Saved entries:
----

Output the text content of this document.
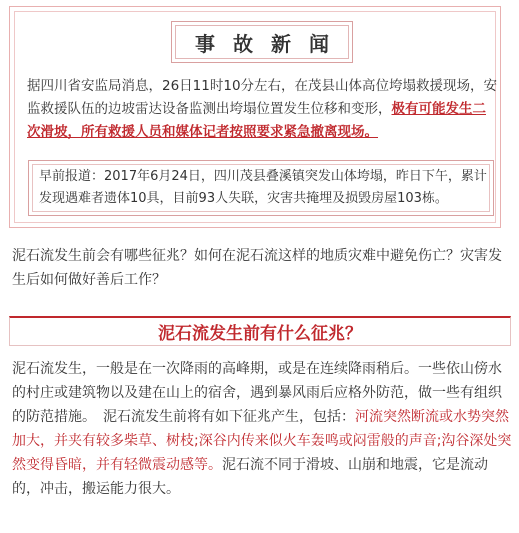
事故新闻
据四川省安监局消息，26日11时10分左右，在茂县山体高位垮塌救援现场，安监救援队伍的边坡雷达设备监测出垮塌位置发生位移和变形，极有可能发生二次滑坡，所有救援人员和媒体记者按照要求紧急撤离现场。
早前报道：2017年6月24日，四川茂县叠溪镇突发山体垮塌，昨日下午，累计发现遇难者遗体10具，目前93人失联，灾害共掩埋及损毁房屋103栋。
泥石流发生前会有哪些征兆？如何在泥石流这样的地质灾难中避免伤亡？灾害发生后如何做好善后工作？
泥石流发生前有什么征兆？
泥石流发生，一般是在一次降雨的高峰期，或是在连续降雨稍后。一些依山傍水的村庄或建筑物以及建在山上的宿舍，遇到暴风雨后应格外防范，做一些有组织的防范措施。　泥石流发生前将有如下征兆产生，包括：河流突然断流或水势突然加大，并夹有较多柴草、树枝;深谷内传来似火车轰鸣或闷雷般的声音;沟谷深处突然变得昏暗，并有轻微震动感等。泥石流不同于滑坡、山崩和地震，它是流动的，冲击，搬运能力很大。
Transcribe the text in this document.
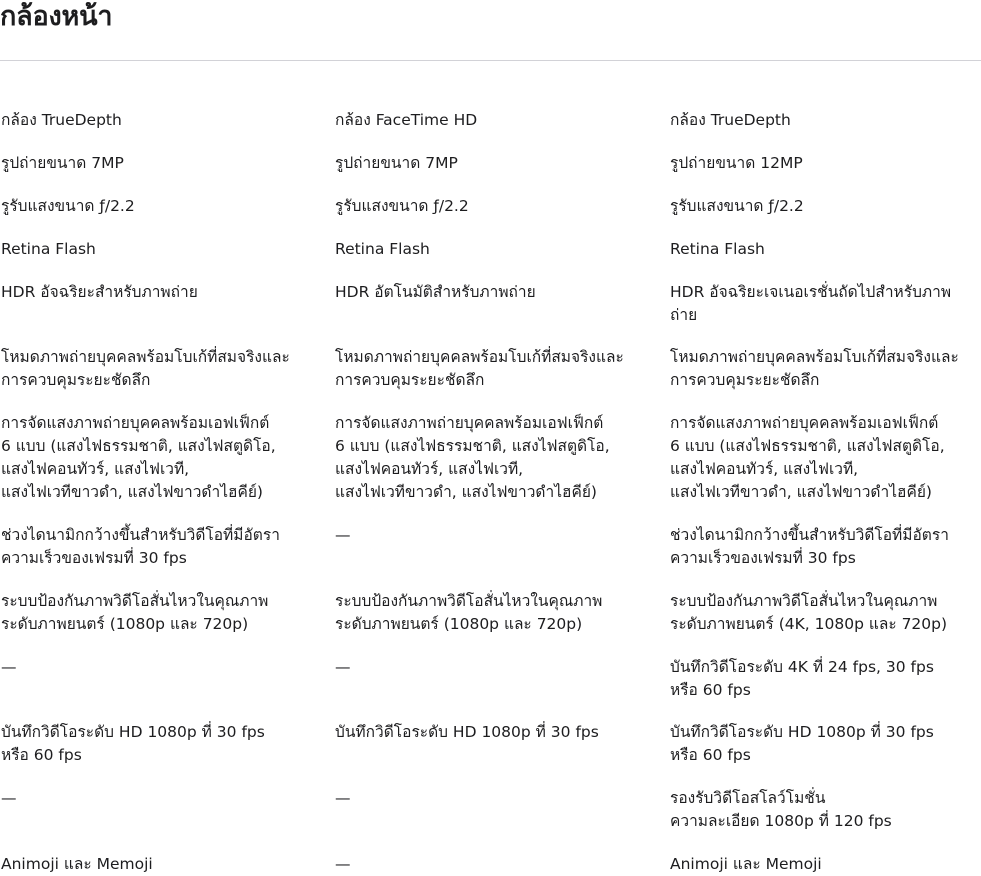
กล้องหน้า
กล้อง TrueDepth
รูปถ่ายขนาด 7MP
รูรับแสงขนาด ƒ/2.2
Retina Flash
HDR อัจฉริยะสำหรับภาพถ่าย
โหมดภาพถ่ายบุคคลพร้อมโบเก้ที่สมจริงและ
การควบคุมระยะชัดลึก
การจัดแสงภาพถ่ายบุคคลพร้อมเอฟเฟ็กต์
6 แบบ (แสงไฟธรรมชาติ, แสงไฟสตูดิโอ,
แสงไฟคอนทัวร์, แสงไฟเวที,
แสงไฟเวทีขาวดำ, แสงไฟขาวดำไฮคีย์)
ช่วงไดนามิกกว้างขึ้นสำหรับวิดีโอที่มีอัตรา
ความเร็วของเฟรมที่ 30 fps
ระบบป้องกันภาพวิดีโอสั่นไหวในคุณภาพ
ระดับภาพยนตร์ (1080p และ 720p)
—
บันทึกวิดีโอระดับ HD 1080p ที่ 30 fps
หรือ 60 fps
—
Animoji และ Memoji
กล้อง FaceTime HD
รูปถ่ายขนาด 7MP
รูรับแสงขนาด ƒ/2.2
Retina Flash
HDR อัตโนมัติสำหรับภาพถ่าย
โหมดภาพถ่ายบุคคลพร้อมโบเก้ที่สมจริงและ
การควบคุมระยะชัดลึก
การจัดแสงภาพถ่ายบุคคลพร้อมเอฟเฟ็กต์
6 แบบ (แสงไฟธรรมชาติ, แสงไฟสตูดิโอ,
แสงไฟคอนทัวร์, แสงไฟเวที,
แสงไฟเวทีขาวดำ, แสงไฟขาวดำไฮคีย์)
—
ระบบป้องกันภาพวิดีโอสั่นไหวในคุณภาพ
ระดับภาพยนตร์ (1080p และ 720p)
—
บันทึกวิดีโอระดับ HD 1080p ที่ 30 fps
—
—
กล้อง TrueDepth
รูปถ่ายขนาด 12MP
รูรับแสงขนาด ƒ/2.2
Retina Flash
HDR อัจฉริยะเจเนอเรชั่นถัดไปสำหรับภาพ
ถ่าย
โหมดภาพถ่ายบุคคลพร้อมโบเก้ที่สมจริงและ
การควบคุมระยะชัดลึก
การจัดแสงภาพถ่ายบุคคลพร้อมเอฟเฟ็กต์
6 แบบ (แสงไฟธรรมชาติ, แสงไฟสตูดิโอ,
แสงไฟคอนทัวร์, แสงไฟเวที,
แสงไฟเวทีขาวดำ, แสงไฟขาวดำไฮคีย์)
ช่วงไดนามิกกว้างขึ้นสำหรับวิดีโอที่มีอัตรา
ความเร็วของเฟรมที่ 30 fps
ระบบป้องกันภาพวิดีโอสั่นไหวในคุณภาพ
ระดับภาพยนตร์ (4K, 1080p และ 720p)
บันทึกวิดีโอระดับ 4K ที่ 24 fps, 30 fps
หรือ 60 fps
บันทึกวิดีโอระดับ HD 1080p ที่ 30 fps
หรือ 60 fps
รองรับวิดีโอสโลว์โมชั่น
ความละเอียด 1080p ที่ 120 fps
Animoji และ Memoji
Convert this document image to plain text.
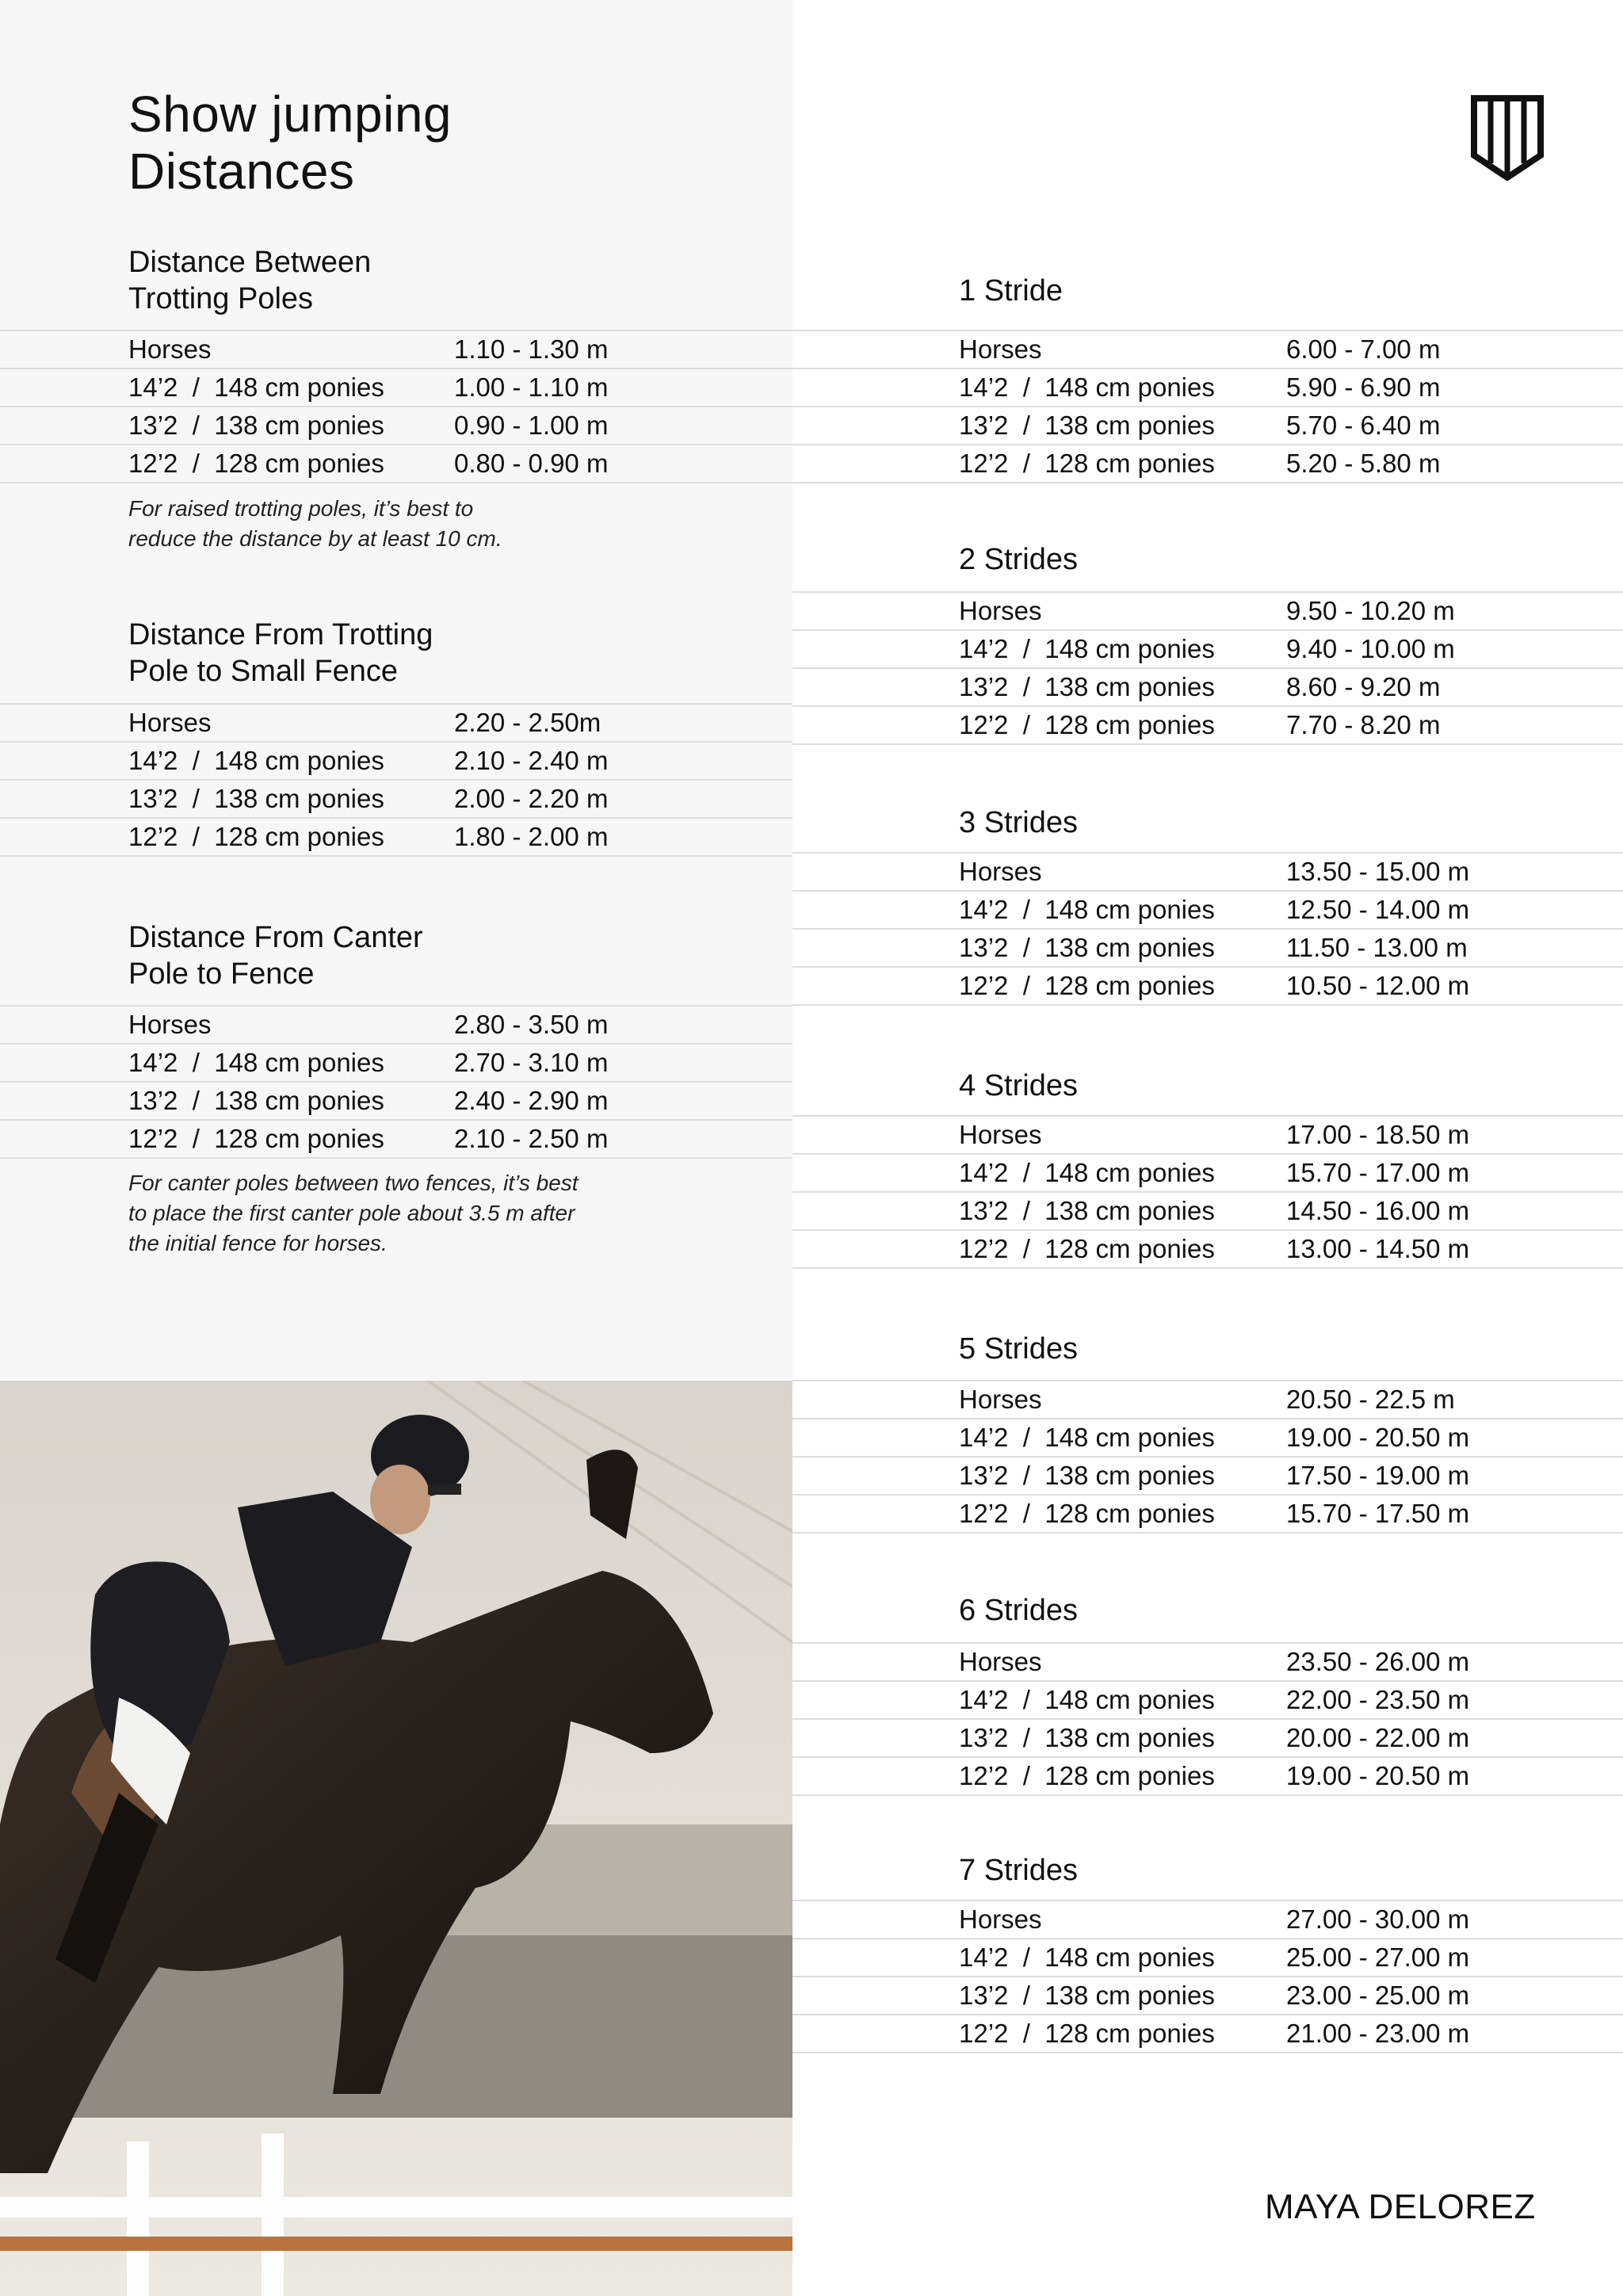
Show jumping
Distances
Distance Between
Trotting Poles
Horses	1.10 - 1.30 m
14’2  /  148 cm ponies	1.00 - 1.10 m
13’2  /  138 cm ponies	0.90 - 1.00 m
12’2  /  128 cm ponies	0.80 - 0.90 m

For raised trotting poles, it’s best to
reduce the distance by at least 10 cm.

Distance From Trotting
Pole to Small Fence
Horses	2.20 - 2.50m
14’2  /  148 cm ponies	2.10 - 2.40 m
13’2  /  138 cm ponies	2.00 - 2.20 m
12’2  /  128 cm ponies	1.80 - 2.00 m
Distance From Canter
Pole to Fence
Horses	2.80 - 3.50 m
14’2  /  148 cm ponies	2.70 - 3.10 m
13’2  /  138 cm ponies	2.40 - 2.90 m
12’2  /  128 cm ponies	2.10 - 2.50 m

For canter poles between two fences, it’s best
to place the first canter pole about 3.5 m after
the initial fence for horses.

1 Stride
Horses	6.00 - 7.00 m
14’2  /  148 cm ponies	5.90 - 6.90 m
13’2  /  138 cm ponies	5.70 - 6.40 m
12’2  /  128 cm ponies	5.20 - 5.80 m
2 Strides
Horses	9.50 - 10.20 m
14’2  /  148 cm ponies	9.40 - 10.00 m
13’2  /  138 cm ponies	8.60 - 9.20 m
12’2  /  128 cm ponies	7.70 - 8.20 m
3 Strides
Horses	13.50 - 15.00 m
14’2  /  148 cm ponies	12.50 - 14.00 m
13’2  /  138 cm ponies	11.50 - 13.00 m
12’2  /  128 cm ponies	10.50 - 12.00 m
4 Strides
Horses	17.00 - 18.50 m
14’2  /  148 cm ponies	15.70 - 17.00 m
13’2  /  138 cm ponies	14.50 - 16.00 m
12’2  /  128 cm ponies	13.00 - 14.50 m
5 Strides
Horses	20.50 - 22.5 m
14’2  /  148 cm ponies	19.00 - 20.50 m
13’2  /  138 cm ponies	17.50 - 19.00 m
12’2  /  128 cm ponies	15.70 - 17.50 m
6 Strides
Horses	23.50 - 26.00 m
14’2  /  148 cm ponies	22.00 - 23.50 m
13’2  /  138 cm ponies	20.00 - 22.00 m
12’2  /  128 cm ponies	19.00 - 20.50 m
7 Strides
Horses	27.00 - 30.00 m
14’2  /  148 cm ponies	25.00 - 27.00 m
13’2  /  138 cm ponies	23.00 - 25.00 m
12’2  /  128 cm ponies	21.00 - 23.00 m
MAYA DELOREZ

----

**TO BE DONE**: Transcribe every entry word for word, but omit the pictures.

**TASK SOLUTION**:
Output the text content of this document.
事故新闻
据四川省安监局消息，26日11时10分左右，在茂县山体高位垮塌救援现场，安监救援队伍的边坡雷达设备监测出垮塌位置发生位移和变形，极有可能发生二次滑坡，所有救援人员和媒体记者按照要求紧急撤离现场。
早前报道：2017年6月24日，四川茂县叠溪镇突发山体垮塌，昨日下午，累计发现遇难者遗体10具，目前93人失联，灾害共掩埋及损毁房屋103栋。
泥石流发生前会有哪些征兆？如何在泥石流这样的地质灾难中避免伤亡？灾害发生后如何做好善后工作？
泥石流发生前有什么征兆？
泥石流发生，一般是在一次降雨的高峰期，或是在连续降雨稍后。一些依山傍水的村庄或建筑物以及建在山上的宿舍，遇到暴风雨后应格外防范，做一些有组织的防范措施。　泥石流发生前将有如下征兆产生，包括：河流突然断流或水势突然加大，并夹有较多柴草、树枝;深谷内传来似火车轰鸣或闷雷般的声音;沟谷深处突然变得昏暗，并有轻微震动感等。泥石流不同于滑坡、山崩和地震，它是流动的，冲击，搬运能力很大。
Transcribe the text in this document.
กล้องหน้า
กล้อง TrueDepth
รูปถ่ายขนาด 7MP
รูรับแสงขนาด ƒ/2.2
Retina Flash
HDR อัจฉริยะสำหรับภาพถ่าย
โหมดภาพถ่ายบุคคลพร้อมโบเก้ที่สมจริงและ
การควบคุมระยะชัดลึก
การจัดแสงภาพถ่ายบุคคลพร้อมเอฟเฟ็กต์
6 แบบ (แสงไฟธรรมชาติ, แสงไฟสตูดิโอ,
แสงไฟคอนทัวร์, แสงไฟเวที,
แสงไฟเวทีขาวดำ, แสงไฟขาวดำไฮคีย์)
ช่วงไดนามิกกว้างขึ้นสำหรับวิดีโอที่มีอัตรา
ความเร็วของเฟรมที่ 30 fps
ระบบป้องกันภาพวิดีโอสั่นไหวในคุณภาพ
ระดับภาพยนตร์ (1080p และ 720p)
—
บันทึกวิดีโอระดับ HD 1080p ที่ 30 fps
หรือ 60 fps
—
Animoji และ Memoji
กล้อง FaceTime HD
รูปถ่ายขนาด 7MP
รูรับแสงขนาด ƒ/2.2
Retina Flash
HDR อัตโนมัติสำหรับภาพถ่าย
โหมดภาพถ่ายบุคคลพร้อมโบเก้ที่สมจริงและ
การควบคุมระยะชัดลึก
การจัดแสงภาพถ่ายบุคคลพร้อมเอฟเฟ็กต์
6 แบบ (แสงไฟธรรมชาติ, แสงไฟสตูดิโอ,
แสงไฟคอนทัวร์, แสงไฟเวที,
แสงไฟเวทีขาวดำ, แสงไฟขาวดำไฮคีย์)
—
ระบบป้องกันภาพวิดีโอสั่นไหวในคุณภาพ
ระดับภาพยนตร์ (1080p และ 720p)
—
บันทึกวิดีโอระดับ HD 1080p ที่ 30 fps
—
—
กล้อง TrueDepth
รูปถ่ายขนาด 12MP
รูรับแสงขนาด ƒ/2.2
Retina Flash
HDR อัจฉริยะเจเนอเรชั่นถัดไปสำหรับภาพ
ถ่าย
โหมดภาพถ่ายบุคคลพร้อมโบเก้ที่สมจริงและ
การควบคุมระยะชัดลึก
การจัดแสงภาพถ่ายบุคคลพร้อมเอฟเฟ็กต์
6 แบบ (แสงไฟธรรมชาติ, แสงไฟสตูดิโอ,
แสงไฟคอนทัวร์, แสงไฟเวที,
แสงไฟเวทีขาวดำ, แสงไฟขาวดำไฮคีย์)
ช่วงไดนามิกกว้างขึ้นสำหรับวิดีโอที่มีอัตรา
ความเร็วของเฟรมที่ 30 fps
ระบบป้องกันภาพวิดีโอสั่นไหวในคุณภาพ
ระดับภาพยนตร์ (4K, 1080p และ 720p)
บันทึกวิดีโอระดับ 4K ที่ 24 fps, 30 fps
หรือ 60 fps
บันทึกวิดีโอระดับ HD 1080p ที่ 30 fps
หรือ 60 fps
รองรับวิดีโอสโลว์โมชั่น
ความละเอียด 1080p ที่ 120 fps
Animoji และ Memoji
Convert this document image to plain text.
Show jumping
Distances
Distance Between
Trotting Poles
Horses	1.10 - 1.30 m
14’2  /  148 cm ponies	1.00 - 1.10 m
13’2  /  138 cm ponies	0.90 - 1.00 m
12’2  /  128 cm ponies	0.80 - 0.90 m

For raised trotting poles, it’s best to
reduce the distance by at least 10 cm.

Distance From Trotting
Pole to Small Fence
Horses	2.20 - 2.50m
14’2  /  148 cm ponies	2.10 - 2.40 m
13’2  /  138 cm ponies	2.00 - 2.20 m
12’2  /  128 cm ponies	1.80 - 2.00 m
Distance From Canter
Pole to Fence
Horses	2.80 - 3.50 m
14’2  /  148 cm ponies	2.70 - 3.10 m
13’2  /  138 cm ponies	2.40 - 2.90 m
12’2  /  128 cm ponies	2.10 - 2.50 m

For canter poles between two fences, it’s best
to place the first canter pole about 3.5 m after
the initial fence for horses.

1 Stride
Horses	6.00 - 7.00 m
14’2  /  148 cm ponies	5.90 - 6.90 m
13’2  /  138 cm ponies	5.70 - 6.40 m
12’2  /  128 cm ponies	5.20 - 5.80 m
2 Strides
Horses	9.50 - 10.20 m
14’2  /  148 cm ponies	9.40 - 10.00 m
13’2  /  138 cm ponies	8.60 - 9.20 m
12’2  /  128 cm ponies	7.70 - 8.20 m
3 Strides
Horses	13.50 - 15.00 m
14’2  /  148 cm ponies	12.50 - 14.00 m
13’2  /  138 cm ponies	11.50 - 13.00 m
12’2  /  128 cm ponies	10.50 - 12.00 m
4 Strides
Horses	17.00 - 18.50 m
14’2  /  148 cm ponies	15.70 - 17.00 m
13’2  /  138 cm ponies	14.50 - 16.00 m
12’2  /  128 cm ponies	13.00 - 14.50 m
5 Strides
Horses	20.50 - 22.5 m
14’2  /  148 cm ponies	19.00 - 20.50 m
13’2  /  138 cm ponies	17.50 - 19.00 m
12’2  /  128 cm ponies	15.70 - 17.50 m
6 Strides
Horses	23.50 - 26.00 m
14’2  /  148 cm ponies	22.00 - 23.50 m
13’2  /  138 cm ponies	20.00 - 22.00 m
12’2  /  128 cm ponies	19.00 - 20.50 m
7 Strides
Horses	27.00 - 30.00 m
14’2  /  148 cm ponies	25.00 - 27.00 m
13’2  /  138 cm ponies	23.00 - 25.00 m
12’2  /  128 cm ponies	21.00 - 23.00 m
MAYA DELOREZ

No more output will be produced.